Entries shown:
++++++++++++++++++++
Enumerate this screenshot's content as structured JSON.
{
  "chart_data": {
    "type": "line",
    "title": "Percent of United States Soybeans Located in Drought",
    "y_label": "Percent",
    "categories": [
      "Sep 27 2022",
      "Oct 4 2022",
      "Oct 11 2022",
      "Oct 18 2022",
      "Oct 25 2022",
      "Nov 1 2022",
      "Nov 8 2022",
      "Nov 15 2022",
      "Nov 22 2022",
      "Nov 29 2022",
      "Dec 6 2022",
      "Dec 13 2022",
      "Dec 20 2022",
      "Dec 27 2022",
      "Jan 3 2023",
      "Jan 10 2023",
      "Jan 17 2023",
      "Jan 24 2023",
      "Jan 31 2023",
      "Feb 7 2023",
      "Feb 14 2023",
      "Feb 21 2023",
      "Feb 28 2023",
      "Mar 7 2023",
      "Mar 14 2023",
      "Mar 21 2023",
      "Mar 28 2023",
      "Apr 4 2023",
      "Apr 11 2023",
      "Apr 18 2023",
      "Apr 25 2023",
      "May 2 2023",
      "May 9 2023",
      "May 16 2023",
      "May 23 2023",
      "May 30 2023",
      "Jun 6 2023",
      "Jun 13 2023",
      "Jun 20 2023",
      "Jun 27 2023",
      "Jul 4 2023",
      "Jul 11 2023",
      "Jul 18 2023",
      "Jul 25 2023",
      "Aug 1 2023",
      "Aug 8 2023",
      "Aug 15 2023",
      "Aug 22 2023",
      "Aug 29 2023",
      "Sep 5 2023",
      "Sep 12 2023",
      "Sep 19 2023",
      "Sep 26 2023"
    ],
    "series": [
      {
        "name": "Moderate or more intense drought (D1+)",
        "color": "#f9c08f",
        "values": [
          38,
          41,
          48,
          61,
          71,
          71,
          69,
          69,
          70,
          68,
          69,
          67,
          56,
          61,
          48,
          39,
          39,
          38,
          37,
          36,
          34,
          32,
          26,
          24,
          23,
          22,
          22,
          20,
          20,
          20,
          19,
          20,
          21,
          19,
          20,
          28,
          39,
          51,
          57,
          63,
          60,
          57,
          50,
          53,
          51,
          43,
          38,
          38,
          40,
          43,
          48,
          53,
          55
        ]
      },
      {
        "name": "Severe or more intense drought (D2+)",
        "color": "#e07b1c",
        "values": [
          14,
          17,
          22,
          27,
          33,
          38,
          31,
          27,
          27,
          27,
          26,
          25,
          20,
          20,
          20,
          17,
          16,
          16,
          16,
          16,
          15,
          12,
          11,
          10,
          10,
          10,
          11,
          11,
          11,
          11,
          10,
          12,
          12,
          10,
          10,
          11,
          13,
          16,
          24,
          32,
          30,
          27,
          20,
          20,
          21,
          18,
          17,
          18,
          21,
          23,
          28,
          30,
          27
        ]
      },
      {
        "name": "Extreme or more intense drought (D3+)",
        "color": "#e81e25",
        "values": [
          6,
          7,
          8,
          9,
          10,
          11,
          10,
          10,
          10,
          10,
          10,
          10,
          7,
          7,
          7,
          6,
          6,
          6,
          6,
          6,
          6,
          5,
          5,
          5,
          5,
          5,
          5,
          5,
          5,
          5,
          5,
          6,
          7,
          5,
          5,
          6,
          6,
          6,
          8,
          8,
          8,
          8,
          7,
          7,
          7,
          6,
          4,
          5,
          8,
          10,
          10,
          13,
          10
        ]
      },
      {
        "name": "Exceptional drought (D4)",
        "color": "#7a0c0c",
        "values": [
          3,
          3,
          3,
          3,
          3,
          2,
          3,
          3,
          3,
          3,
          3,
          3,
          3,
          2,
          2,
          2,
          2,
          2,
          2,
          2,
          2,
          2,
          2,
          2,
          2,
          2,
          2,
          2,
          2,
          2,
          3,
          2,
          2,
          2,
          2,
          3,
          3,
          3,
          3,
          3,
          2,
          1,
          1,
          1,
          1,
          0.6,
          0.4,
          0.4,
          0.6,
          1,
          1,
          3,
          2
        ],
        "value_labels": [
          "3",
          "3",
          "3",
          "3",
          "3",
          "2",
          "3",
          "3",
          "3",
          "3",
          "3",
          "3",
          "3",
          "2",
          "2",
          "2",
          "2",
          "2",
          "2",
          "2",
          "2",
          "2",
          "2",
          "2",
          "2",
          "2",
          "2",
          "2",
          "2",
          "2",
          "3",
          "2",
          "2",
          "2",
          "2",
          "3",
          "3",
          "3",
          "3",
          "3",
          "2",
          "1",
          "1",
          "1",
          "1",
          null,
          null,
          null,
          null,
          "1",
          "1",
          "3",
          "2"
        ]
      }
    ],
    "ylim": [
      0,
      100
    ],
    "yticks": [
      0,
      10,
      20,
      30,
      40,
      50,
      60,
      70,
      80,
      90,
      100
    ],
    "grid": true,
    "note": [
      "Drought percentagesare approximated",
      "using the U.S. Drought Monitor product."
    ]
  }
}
++++++++++++++++++++
Exercise: Transcribe each record exactly. Leave nothing out.

Answer in full:
Enumerate this screenshot's content as structured JSON.
{
  "chart_data": {
    "type": "line",
    "title": "Percent of United States Soybeans Located in Drought",
    "y_label": "Percent",
    "categories": [
      "Sep 27 2022",
      "Oct 4 2022",
      "Oct 11 2022",
      "Oct 18 2022",
      "Oct 25 2022",
      "Nov 1 2022",
      "Nov 8 2022",
      "Nov 15 2022",
      "Nov 22 2022",
      "Nov 29 2022",
      "Dec 6 2022",
      "Dec 13 2022",
      "Dec 20 2022",
      "Dec 27 2022",
      "Jan 3 2023",
      "Jan 10 2023",
      "Jan 17 2023",
      "Jan 24 2023",
      "Jan 31 2023",
      "Feb 7 2023",
      "Feb 14 2023",
      "Feb 21 2023",
      "Feb 28 2023",
      "Mar 7 2023",
      "Mar 14 2023",
      "Mar 21 2023",
      "Mar 28 2023",
      "Apr 4 2023",
      "Apr 11 2023",
      "Apr 18 2023",
      "Apr 25 2023",
      "May 2 2023",
      "May 9 2023",
      "May 16 2023",
      "May 23 2023",
      "May 30 2023",
      "Jun 6 2023",
      "Jun 13 2023",
      "Jun 20 2023",
      "Jun 27 2023",
      "Jul 4 2023",
      "Jul 11 2023",
      "Jul 18 2023",
      "Jul 25 2023",
      "Aug 1 2023",
      "Aug 8 2023",
      "Aug 15 2023",
      "Aug 22 2023",
      "Aug 29 2023",
      "Sep 5 2023",
      "Sep 12 2023",
      "Sep 19 2023",
      "Sep 26 2023"
    ],
    "series": [
      {
        "name": "Moderate or more intense drought (D1+)",
        "color": "#f9c08f",
        "values": [
          38,
          41,
          48,
          61,
          71,
          71,
          69,
          69,
          70,
          68,
          69,
          67,
          56,
          61,
          48,
          39,
          39,
          38,
          37,
          36,
          34,
          32,
          26,
          24,
          23,
          22,
          22,
          20,
          20,
          20,
          19,
          20,
          21,
          19,
          20,
          28,
          39,
          51,
          57,
          63,
          60,
          57,
          50,
          53,
          51,
          43,
          38,
          38,
          40,
          43,
          48,
          53,
          55
        ]
      },
      {
        "name": "Severe or more intense drought (D2+)",
        "color": "#e07b1c",
        "values": [
          14,
          17,
          22,
          27,
          33,
          38,
          31,
          27,
          27,
          27,
          26,
          25,
          20,
          20,
          20,
          17,
          16,
          16,
          16,
          16,
          15,
          12,
          11,
          10,
          10,
          10,
          11,
          11,
          11,
          11,
          10,
          12,
          12,
          10,
          10,
          11,
          13,
          16,
          24,
          32,
          30,
          27,
          20,
          20,
          21,
          18,
          17,
          18,
          21,
          23,
          28,
          30,
          27
        ]
      },
      {
        "name": "Extreme or more intense drought (D3+)",
        "color": "#e81e25",
        "values": [
          6,
          7,
          8,
          9,
          10,
          11,
          10,
          10,
          10,
          10,
          10,
          10,
          7,
          7,
          7,
          6,
          6,
          6,
          6,
          6,
          6,
          5,
          5,
          5,
          5,
          5,
          5,
          5,
          5,
          5,
          5,
          6,
          7,
          5,
          5,
          6,
          6,
          6,
          8,
          8,
          8,
          8,
          7,
          7,
          7,
          6,
          4,
          5,
          8,
          10,
          10,
          13,
          10
        ]
      },
      {
        "name": "Exceptional drought (D4)",
        "color": "#7a0c0c",
        "values": [
          3,
          3,
          3,
          3,
          3,
          2,
          3,
          3,
          3,
          3,
          3,
          3,
          3,
          2,
          2,
          2,
          2,
          2,
          2,
          2,
          2,
          2,
          2,
          2,
          2,
          2,
          2,
          2,
          2,
          2,
          3,
          2,
          2,
          2,
          2,
          3,
          3,
          3,
          3,
          3,
          2,
          1,
          1,
          1,
          1,
          0.6,
          0.4,
          0.4,
          0.6,
          1,
          1,
          3,
          2
        ],
        "value_labels": [
          "3",
          "3",
          "3",
          "3",
          "3",
          "2",
          "3",
          "3",
          "3",
          "3",
          "3",
          "3",
          "3",
          "2",
          "2",
          "2",
          "2",
          "2",
          "2",
          "2",
          "2",
          "2",
          "2",
          "2",
          "2",
          "2",
          "2",
          "2",
          "2",
          "2",
          "3",
          "2",
          "2",
          "2",
          "2",
          "3",
          "3",
          "3",
          "3",
          "3",
          "2",
          "1",
          "1",
          "1",
          "1",
          null,
          null,
          null,
          null,
          "1",
          "1",
          "3",
          "2"
        ]
      }
    ],
    "ylim": [
      0,
      100
    ],
    "yticks": [
      0,
      10,
      20,
      30,
      40,
      50,
      60,
      70,
      80,
      90,
      100
    ],
    "grid": true,
    "note": [
      "Drought percentagesare approximated",
      "using the U.S. Drought Monitor product."
    ]
  }
}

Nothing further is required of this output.